(Saved entries)

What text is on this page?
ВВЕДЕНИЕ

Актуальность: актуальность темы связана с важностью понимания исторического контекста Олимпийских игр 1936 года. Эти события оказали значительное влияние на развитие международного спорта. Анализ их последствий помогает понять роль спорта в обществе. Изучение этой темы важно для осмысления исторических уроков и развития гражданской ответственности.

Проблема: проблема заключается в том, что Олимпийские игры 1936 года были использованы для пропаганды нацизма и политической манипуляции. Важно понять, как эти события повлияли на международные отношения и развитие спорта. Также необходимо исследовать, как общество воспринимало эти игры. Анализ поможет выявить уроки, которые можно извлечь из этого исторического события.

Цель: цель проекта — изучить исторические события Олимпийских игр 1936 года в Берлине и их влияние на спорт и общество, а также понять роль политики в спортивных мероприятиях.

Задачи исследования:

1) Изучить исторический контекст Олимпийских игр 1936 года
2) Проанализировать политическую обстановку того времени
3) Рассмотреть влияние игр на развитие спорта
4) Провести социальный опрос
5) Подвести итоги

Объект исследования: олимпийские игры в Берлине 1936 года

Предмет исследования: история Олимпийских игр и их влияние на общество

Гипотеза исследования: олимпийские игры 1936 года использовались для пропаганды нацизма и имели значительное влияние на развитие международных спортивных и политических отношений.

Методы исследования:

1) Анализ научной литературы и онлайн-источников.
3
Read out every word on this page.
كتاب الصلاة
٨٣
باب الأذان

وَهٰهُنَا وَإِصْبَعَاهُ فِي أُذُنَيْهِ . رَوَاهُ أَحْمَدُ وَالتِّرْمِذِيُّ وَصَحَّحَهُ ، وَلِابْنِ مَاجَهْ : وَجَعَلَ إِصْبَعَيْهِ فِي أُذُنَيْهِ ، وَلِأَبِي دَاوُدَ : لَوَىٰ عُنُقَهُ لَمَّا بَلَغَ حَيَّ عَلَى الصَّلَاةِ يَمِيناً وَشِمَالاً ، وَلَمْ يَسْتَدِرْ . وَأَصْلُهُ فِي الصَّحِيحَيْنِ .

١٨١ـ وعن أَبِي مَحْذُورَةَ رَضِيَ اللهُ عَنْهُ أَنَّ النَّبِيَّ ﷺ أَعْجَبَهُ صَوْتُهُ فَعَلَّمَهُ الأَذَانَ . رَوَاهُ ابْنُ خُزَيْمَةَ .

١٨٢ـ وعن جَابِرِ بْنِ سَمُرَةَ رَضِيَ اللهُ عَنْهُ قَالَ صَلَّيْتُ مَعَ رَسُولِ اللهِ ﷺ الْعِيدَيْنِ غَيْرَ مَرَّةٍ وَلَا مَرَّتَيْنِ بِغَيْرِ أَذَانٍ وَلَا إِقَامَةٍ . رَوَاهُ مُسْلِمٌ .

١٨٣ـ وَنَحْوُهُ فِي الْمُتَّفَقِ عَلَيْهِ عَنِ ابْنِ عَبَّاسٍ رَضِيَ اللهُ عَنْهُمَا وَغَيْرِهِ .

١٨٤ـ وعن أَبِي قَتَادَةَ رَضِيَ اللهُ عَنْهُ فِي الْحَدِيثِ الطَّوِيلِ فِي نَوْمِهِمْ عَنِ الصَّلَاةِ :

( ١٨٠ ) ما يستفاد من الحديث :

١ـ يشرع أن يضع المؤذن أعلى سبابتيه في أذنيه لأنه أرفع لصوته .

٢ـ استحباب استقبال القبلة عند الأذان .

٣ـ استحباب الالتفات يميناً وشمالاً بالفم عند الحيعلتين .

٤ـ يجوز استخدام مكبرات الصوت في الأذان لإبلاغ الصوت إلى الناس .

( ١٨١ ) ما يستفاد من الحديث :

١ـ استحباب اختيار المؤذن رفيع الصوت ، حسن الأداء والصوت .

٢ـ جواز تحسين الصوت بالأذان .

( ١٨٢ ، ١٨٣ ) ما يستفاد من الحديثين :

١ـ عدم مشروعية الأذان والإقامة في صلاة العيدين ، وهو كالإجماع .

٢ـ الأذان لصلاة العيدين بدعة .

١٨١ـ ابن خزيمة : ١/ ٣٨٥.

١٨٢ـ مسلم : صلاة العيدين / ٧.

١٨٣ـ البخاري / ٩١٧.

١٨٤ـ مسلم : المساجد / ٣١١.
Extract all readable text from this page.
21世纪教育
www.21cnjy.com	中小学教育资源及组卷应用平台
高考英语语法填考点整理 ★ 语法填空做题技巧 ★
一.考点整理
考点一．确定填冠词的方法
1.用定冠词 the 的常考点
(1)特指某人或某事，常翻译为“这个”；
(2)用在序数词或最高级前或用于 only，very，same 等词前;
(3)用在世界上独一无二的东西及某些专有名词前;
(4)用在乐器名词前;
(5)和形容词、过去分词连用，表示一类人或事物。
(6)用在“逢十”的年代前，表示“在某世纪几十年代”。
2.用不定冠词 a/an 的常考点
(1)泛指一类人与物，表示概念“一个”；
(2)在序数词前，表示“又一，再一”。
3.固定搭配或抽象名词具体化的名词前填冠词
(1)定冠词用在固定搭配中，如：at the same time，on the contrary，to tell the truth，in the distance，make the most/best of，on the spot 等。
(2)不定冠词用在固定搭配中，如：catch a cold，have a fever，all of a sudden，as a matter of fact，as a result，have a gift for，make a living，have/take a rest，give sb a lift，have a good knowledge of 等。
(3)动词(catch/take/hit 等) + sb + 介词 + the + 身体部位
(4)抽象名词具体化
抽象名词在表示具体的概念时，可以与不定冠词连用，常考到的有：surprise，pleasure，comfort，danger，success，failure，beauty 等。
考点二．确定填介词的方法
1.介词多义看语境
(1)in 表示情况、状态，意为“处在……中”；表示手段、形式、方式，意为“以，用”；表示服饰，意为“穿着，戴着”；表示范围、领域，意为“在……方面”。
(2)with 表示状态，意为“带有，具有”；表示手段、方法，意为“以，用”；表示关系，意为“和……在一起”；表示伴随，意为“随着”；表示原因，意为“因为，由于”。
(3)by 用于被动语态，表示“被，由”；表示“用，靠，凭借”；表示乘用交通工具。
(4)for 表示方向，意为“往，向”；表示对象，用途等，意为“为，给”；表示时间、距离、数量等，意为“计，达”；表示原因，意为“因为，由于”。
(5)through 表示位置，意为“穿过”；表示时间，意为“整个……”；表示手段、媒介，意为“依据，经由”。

_Set problem_
Repeat every record exactly as written, please.

_Output of the task_
What text is on this page?
ВВЕДЕНИЕ

Актуальность: актуальность темы связана с важностью понимания исторического контекста Олимпийских игр 1936 года. Эти события оказали значительное влияние на развитие международного спорта. Анализ их последствий помогает понять роль спорта в обществе. Изучение этой темы важно для осмысления исторических уроков и развития гражданской ответственности.

Проблема: проблема заключается в том, что Олимпийские игры 1936 года были использованы для пропаганды нацизма и политической манипуляции. Важно понять, как эти события повлияли на международные отношения и развитие спорта. Также необходимо исследовать, как общество воспринимало эти игры. Анализ поможет выявить уроки, которые можно извлечь из этого исторического события.

Цель: цель проекта — изучить исторические события Олимпийских игр 1936 года в Берлине и их влияние на спорт и общество, а также понять роль политики в спортивных мероприятиях.

Задачи исследования:

1) Изучить исторический контекст Олимпийских игр 1936 года
2) Проанализировать политическую обстановку того времени
3) Рассмотреть влияние игр на развитие спорта
4) Провести социальный опрос
5) Подвести итоги

Объект исследования: олимпийские игры в Берлине 1936 года

Предмет исследования: история Олимпийских игр и их влияние на общество

Гипотеза исследования: олимпийские игры 1936 года использовались для пропаганды нацизма и имели значительное влияние на развитие международных спортивных и политических отношений.

Методы исследования:

1) Анализ научной литературы и онлайн-источников.
3
Read out every word on this page.
كتاب الصلاة
٨٣
باب الأذان

وَهٰهُنَا وَإِصْبَعَاهُ فِي أُذُنَيْهِ . رَوَاهُ أَحْمَدُ وَالتِّرْمِذِيُّ وَصَحَّحَهُ ، وَلِابْنِ مَاجَهْ : وَجَعَلَ إِصْبَعَيْهِ فِي أُذُنَيْهِ ، وَلِأَبِي دَاوُدَ : لَوَىٰ عُنُقَهُ لَمَّا بَلَغَ حَيَّ عَلَى الصَّلَاةِ يَمِيناً وَشِمَالاً ، وَلَمْ يَسْتَدِرْ . وَأَصْلُهُ فِي الصَّحِيحَيْنِ .

١٨١ـ وعن أَبِي مَحْذُورَةَ رَضِيَ اللهُ عَنْهُ أَنَّ النَّبِيَّ ﷺ أَعْجَبَهُ صَوْتُهُ فَعَلَّمَهُ الأَذَانَ . رَوَاهُ ابْنُ خُزَيْمَةَ .

١٨٢ـ وعن جَابِرِ بْنِ سَمُرَةَ رَضِيَ اللهُ عَنْهُ قَالَ صَلَّيْتُ مَعَ رَسُولِ اللهِ ﷺ الْعِيدَيْنِ غَيْرَ مَرَّةٍ وَلَا مَرَّتَيْنِ بِغَيْرِ أَذَانٍ وَلَا إِقَامَةٍ . رَوَاهُ مُسْلِمٌ .

١٨٣ـ وَنَحْوُهُ فِي الْمُتَّفَقِ عَلَيْهِ عَنِ ابْنِ عَبَّاسٍ رَضِيَ اللهُ عَنْهُمَا وَغَيْرِهِ .

١٨٤ـ وعن أَبِي قَتَادَةَ رَضِيَ اللهُ عَنْهُ فِي الْحَدِيثِ الطَّوِيلِ فِي نَوْمِهِمْ عَنِ الصَّلَاةِ :

( ١٨٠ ) ما يستفاد من الحديث :

١ـ يشرع أن يضع المؤذن أعلى سبابتيه في أذنيه لأنه أرفع لصوته .

٢ـ استحباب استقبال القبلة عند الأذان .

٣ـ استحباب الالتفات يميناً وشمالاً بالفم عند الحيعلتين .

٤ـ يجوز استخدام مكبرات الصوت في الأذان لإبلاغ الصوت إلى الناس .

( ١٨١ ) ما يستفاد من الحديث :

١ـ استحباب اختيار المؤذن رفيع الصوت ، حسن الأداء والصوت .

٢ـ جواز تحسين الصوت بالأذان .

( ١٨٢ ، ١٨٣ ) ما يستفاد من الحديثين :

١ـ عدم مشروعية الأذان والإقامة في صلاة العيدين ، وهو كالإجماع .

٢ـ الأذان لصلاة العيدين بدعة .

١٨١ـ ابن خزيمة : ١/ ٣٨٥.

١٨٢ـ مسلم : صلاة العيدين / ٧.

١٨٣ـ البخاري / ٩١٧.

١٨٤ـ مسلم : المساجد / ٣١١.
Extract all readable text from this page.
21世纪教育
www.21cnjy.com	中小学教育资源及组卷应用平台
高考英语语法填考点整理 ★ 语法填空做题技巧 ★
一.考点整理
考点一．确定填冠词的方法
1.用定冠词 the 的常考点
(1)特指某人或某事，常翻译为“这个”；
(2)用在序数词或最高级前或用于 only，very，same 等词前;
(3)用在世界上独一无二的东西及某些专有名词前;
(4)用在乐器名词前;
(5)和形容词、过去分词连用，表示一类人或事物。
(6)用在“逢十”的年代前，表示“在某世纪几十年代”。
2.用不定冠词 a/an 的常考点
(1)泛指一类人与物，表示概念“一个”；
(2)在序数词前，表示“又一，再一”。
3.固定搭配或抽象名词具体化的名词前填冠词
(1)定冠词用在固定搭配中，如：at the same time，on the contrary，to tell the truth，in the distance，make the most/best of，on the spot 等。
(2)不定冠词用在固定搭配中，如：catch a cold，have a fever，all of a sudden，as a matter of fact，as a result，have a gift for，make a living，have/take a rest，give sb a lift，have a good knowledge of 等。
(3)动词(catch/take/hit 等) + sb + 介词 + the + 身体部位
(4)抽象名词具体化
抽象名词在表示具体的概念时，可以与不定冠词连用，常考到的有：surprise，pleasure，comfort，danger，success，failure，beauty 等。
考点二．确定填介词的方法
1.介词多义看语境
(1)in 表示情况、状态，意为“处在……中”；表示手段、形式、方式，意为“以，用”；表示服饰，意为“穿着，戴着”；表示范围、领域，意为“在……方面”。
(2)with 表示状态，意为“带有，具有”；表示手段、方法，意为“以，用”；表示关系，意为“和……在一起”；表示伴随，意为“随着”；表示原因，意为“因为，由于”。
(3)by 用于被动语态，表示“被，由”；表示“用，靠，凭借”；表示乘用交通工具。
(4)for 表示方向，意为“往，向”；表示对象，用途等，意为“为，给”；表示时间、距离、数量等，意为“计，达”；表示原因，意为“因为，由于”。
(5)through 表示位置，意为“穿过”；表示时间，意为“整个……”；表示手段、媒介，意为“依据，经由”。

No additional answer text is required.